◆ **DO THIS**: Begin with the line that contains "Convert this document image to plain text." and transcribe each line after it, up to and including the last line of the listing below.

◆ **STORED ROWS**:
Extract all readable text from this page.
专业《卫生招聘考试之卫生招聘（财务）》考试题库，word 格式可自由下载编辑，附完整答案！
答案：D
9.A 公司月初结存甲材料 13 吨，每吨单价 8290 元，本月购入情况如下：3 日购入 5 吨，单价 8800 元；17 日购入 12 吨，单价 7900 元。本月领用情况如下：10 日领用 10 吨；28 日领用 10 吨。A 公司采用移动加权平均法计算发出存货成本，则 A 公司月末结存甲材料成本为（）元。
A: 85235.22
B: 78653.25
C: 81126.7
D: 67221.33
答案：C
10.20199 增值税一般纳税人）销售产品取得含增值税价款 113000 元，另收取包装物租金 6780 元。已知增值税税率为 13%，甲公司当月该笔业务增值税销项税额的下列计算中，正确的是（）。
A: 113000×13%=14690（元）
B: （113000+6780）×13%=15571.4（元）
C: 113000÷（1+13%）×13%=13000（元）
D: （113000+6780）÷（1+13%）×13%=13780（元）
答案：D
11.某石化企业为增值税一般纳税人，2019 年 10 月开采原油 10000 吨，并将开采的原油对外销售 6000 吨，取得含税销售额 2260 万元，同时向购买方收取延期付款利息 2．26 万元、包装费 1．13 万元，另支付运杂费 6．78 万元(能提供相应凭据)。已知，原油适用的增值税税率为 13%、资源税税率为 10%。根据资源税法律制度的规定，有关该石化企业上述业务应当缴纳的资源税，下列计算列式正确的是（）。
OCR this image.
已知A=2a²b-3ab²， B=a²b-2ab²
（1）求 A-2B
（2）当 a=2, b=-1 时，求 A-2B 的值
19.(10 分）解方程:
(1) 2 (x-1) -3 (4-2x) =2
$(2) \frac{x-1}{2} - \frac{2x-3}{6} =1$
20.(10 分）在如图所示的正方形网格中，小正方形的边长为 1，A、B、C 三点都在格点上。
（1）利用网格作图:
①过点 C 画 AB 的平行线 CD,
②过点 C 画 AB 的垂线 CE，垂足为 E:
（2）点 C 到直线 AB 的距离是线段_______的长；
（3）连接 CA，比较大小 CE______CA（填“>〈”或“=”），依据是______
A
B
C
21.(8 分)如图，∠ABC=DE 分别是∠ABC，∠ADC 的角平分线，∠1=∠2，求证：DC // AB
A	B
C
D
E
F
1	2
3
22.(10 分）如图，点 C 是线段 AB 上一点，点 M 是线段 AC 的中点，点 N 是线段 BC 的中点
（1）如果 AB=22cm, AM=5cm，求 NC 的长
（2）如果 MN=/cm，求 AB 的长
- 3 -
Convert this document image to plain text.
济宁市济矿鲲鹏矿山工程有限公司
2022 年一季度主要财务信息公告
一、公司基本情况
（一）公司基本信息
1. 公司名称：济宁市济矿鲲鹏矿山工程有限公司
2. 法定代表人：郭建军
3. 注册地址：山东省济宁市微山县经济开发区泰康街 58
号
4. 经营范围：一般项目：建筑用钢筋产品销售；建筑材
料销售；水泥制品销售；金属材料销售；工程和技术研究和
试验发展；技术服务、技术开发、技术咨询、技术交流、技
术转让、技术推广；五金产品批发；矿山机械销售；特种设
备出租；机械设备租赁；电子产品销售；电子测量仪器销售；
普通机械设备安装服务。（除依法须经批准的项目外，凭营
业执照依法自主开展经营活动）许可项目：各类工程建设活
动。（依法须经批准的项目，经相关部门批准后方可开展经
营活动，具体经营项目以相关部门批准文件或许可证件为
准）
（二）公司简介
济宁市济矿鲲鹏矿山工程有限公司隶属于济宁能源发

◆ **RESPONSE TO THIS EXERCISE**:
Convert this document image to plain text.
济宁市济矿鲲鹏矿山工程有限公司
2022 年一季度主要财务信息公告
一、公司基本情况
（一）公司基本信息
1. 公司名称：济宁市济矿鲲鹏矿山工程有限公司
2. 法定代表人：郭建军
3. 注册地址：山东省济宁市微山县经济开发区泰康街 58
号
4. 经营范围：一般项目：建筑用钢筋产品销售；建筑材
料销售；水泥制品销售；金属材料销售；工程和技术研究和
试验发展；技术服务、技术开发、技术咨询、技术交流、技
术转让、技术推广；五金产品批发；矿山机械销售；特种设
备出租；机械设备租赁；电子产品销售；电子测量仪器销售；
普通机械设备安装服务。（除依法须经批准的项目外，凭营
业执照依法自主开展经营活动）许可项目：各类工程建设活
动。（依法须经批准的项目，经相关部门批准后方可开展经
营活动，具体经营项目以相关部门批准文件或许可证件为
准）
（二）公司简介
济宁市济矿鲲鹏矿山工程有限公司隶属于济宁能源发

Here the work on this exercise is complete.